**** Records provided

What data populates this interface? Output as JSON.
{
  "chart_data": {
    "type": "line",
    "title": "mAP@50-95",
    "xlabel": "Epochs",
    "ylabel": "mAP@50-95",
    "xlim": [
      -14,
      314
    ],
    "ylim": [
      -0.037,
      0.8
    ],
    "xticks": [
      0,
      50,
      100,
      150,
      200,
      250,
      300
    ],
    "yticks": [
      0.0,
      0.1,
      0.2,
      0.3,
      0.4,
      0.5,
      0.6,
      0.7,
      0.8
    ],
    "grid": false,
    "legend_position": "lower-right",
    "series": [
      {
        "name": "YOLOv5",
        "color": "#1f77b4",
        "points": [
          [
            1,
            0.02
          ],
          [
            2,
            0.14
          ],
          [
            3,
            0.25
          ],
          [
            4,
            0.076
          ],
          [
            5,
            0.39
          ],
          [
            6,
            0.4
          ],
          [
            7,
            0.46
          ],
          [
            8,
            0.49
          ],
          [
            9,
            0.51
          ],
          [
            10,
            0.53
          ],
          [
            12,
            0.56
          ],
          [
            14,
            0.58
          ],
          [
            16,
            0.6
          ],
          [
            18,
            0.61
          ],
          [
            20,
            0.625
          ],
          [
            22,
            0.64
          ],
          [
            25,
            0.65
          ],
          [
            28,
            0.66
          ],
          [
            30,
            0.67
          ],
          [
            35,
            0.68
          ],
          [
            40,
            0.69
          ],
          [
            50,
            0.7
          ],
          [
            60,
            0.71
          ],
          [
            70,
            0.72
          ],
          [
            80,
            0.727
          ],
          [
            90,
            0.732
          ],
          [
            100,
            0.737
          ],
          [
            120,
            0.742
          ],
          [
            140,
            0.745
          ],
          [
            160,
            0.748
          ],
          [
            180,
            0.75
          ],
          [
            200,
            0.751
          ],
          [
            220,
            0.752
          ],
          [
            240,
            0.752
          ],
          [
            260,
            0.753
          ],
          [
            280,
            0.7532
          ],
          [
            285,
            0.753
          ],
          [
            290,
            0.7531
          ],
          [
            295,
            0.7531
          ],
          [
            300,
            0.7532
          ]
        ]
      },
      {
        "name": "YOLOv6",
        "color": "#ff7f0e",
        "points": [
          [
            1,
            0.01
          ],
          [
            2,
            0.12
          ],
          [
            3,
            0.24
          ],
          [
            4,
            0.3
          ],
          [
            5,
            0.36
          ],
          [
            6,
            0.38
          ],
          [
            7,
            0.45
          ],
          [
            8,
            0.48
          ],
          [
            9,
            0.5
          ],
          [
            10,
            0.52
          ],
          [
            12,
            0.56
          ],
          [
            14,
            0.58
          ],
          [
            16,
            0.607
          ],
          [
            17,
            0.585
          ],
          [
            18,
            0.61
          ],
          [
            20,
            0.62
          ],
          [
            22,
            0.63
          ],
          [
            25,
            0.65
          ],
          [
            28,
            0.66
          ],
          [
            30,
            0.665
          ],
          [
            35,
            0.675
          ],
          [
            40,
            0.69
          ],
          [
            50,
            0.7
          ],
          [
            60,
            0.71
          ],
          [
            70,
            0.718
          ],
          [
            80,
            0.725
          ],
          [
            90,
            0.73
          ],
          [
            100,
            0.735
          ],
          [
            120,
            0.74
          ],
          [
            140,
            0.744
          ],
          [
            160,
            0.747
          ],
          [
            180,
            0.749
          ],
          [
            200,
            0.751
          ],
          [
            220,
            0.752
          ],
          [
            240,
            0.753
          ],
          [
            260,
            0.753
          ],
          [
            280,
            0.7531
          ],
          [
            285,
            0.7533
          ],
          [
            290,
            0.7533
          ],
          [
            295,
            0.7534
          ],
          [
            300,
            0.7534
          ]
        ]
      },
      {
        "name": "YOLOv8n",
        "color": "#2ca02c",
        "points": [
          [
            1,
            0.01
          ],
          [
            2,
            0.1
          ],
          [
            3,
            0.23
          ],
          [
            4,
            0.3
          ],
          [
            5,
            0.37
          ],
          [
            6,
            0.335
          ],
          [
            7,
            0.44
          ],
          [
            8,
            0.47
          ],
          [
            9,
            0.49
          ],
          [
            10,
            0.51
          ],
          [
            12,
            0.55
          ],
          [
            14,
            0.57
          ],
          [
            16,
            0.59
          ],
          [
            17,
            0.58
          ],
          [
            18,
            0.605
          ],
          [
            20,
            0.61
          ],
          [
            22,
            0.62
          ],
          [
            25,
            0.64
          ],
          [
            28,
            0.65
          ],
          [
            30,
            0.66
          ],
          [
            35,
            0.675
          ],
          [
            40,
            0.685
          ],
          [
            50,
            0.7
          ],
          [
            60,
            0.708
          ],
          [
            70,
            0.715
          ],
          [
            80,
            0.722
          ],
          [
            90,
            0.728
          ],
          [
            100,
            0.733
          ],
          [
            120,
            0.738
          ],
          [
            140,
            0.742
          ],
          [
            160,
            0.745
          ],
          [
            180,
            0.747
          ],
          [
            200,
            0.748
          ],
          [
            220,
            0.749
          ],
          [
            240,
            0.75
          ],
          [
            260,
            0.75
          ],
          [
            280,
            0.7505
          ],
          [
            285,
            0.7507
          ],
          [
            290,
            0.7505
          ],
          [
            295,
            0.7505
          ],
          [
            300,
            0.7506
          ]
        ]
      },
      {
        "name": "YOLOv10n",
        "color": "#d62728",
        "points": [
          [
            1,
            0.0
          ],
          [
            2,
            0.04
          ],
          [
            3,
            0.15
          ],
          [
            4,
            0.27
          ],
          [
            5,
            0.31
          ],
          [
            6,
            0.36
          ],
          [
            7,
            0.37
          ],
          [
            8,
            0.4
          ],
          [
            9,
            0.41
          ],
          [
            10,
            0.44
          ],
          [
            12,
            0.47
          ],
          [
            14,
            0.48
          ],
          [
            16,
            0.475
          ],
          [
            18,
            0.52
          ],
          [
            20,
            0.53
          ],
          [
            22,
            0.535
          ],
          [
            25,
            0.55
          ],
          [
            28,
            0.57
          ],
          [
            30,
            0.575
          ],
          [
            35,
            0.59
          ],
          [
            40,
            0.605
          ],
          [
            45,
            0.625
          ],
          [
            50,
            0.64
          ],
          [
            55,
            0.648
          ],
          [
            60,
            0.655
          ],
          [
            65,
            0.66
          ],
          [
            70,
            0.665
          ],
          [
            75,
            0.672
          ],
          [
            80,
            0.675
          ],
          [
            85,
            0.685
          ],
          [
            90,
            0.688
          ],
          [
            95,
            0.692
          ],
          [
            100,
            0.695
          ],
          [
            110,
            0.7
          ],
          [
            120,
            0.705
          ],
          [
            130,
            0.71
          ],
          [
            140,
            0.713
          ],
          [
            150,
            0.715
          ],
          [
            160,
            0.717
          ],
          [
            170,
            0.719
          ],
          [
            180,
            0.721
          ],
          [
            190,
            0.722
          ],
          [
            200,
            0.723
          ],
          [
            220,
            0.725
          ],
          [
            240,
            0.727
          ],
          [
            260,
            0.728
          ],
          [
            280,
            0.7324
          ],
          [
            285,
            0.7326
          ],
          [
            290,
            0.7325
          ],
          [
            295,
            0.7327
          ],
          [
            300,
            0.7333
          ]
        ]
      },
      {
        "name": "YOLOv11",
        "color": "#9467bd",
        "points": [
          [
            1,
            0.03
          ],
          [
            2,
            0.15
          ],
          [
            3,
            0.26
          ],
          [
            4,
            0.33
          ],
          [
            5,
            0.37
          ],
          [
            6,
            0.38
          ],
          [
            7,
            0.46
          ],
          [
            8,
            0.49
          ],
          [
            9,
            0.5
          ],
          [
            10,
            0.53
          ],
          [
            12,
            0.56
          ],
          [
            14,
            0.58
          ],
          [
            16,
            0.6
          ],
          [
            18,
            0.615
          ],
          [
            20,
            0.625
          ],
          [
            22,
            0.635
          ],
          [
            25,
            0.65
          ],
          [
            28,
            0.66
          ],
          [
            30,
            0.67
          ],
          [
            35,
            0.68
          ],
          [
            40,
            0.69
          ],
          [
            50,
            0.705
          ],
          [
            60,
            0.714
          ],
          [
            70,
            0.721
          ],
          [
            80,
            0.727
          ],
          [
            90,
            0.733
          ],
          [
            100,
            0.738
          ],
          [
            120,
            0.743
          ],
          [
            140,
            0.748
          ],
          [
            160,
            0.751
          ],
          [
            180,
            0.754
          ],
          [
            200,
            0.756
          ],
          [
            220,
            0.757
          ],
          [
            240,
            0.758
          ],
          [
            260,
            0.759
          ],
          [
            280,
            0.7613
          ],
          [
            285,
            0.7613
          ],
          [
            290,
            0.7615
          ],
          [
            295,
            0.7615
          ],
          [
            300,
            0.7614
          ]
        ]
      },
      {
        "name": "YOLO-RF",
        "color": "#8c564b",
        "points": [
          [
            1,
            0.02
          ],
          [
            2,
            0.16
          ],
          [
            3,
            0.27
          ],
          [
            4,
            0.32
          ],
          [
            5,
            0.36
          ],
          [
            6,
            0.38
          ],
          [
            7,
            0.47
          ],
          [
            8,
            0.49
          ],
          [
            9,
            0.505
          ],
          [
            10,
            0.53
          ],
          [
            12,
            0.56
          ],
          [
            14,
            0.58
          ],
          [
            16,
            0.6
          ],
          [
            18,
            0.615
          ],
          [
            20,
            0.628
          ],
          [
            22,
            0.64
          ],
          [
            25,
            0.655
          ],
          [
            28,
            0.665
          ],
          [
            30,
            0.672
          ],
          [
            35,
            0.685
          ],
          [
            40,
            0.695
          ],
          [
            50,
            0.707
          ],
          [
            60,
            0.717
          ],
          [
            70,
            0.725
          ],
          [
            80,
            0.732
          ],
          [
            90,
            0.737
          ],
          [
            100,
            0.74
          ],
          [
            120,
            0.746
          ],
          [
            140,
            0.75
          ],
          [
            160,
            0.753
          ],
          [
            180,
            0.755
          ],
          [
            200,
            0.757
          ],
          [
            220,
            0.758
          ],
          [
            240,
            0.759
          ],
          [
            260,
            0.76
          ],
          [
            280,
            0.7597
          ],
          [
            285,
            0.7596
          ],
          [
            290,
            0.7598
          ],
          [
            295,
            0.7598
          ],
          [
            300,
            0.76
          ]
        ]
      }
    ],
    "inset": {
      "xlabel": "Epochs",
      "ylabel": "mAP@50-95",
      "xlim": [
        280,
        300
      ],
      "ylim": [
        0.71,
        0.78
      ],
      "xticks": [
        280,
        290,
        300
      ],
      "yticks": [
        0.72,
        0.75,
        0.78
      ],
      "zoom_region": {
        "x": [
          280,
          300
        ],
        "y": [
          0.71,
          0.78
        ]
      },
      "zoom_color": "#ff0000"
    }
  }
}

********

**Your task**
Find the string "name" in the records, then copy each line where it occurs.

**Exercise solution**
        "name": "YOLOv5",
        "name": "YOLOv6",
        "name": "YOLOv8n",
        "name": "YOLOv10n",
        "name": "YOLOv11",
        "name": "YOLO-RF",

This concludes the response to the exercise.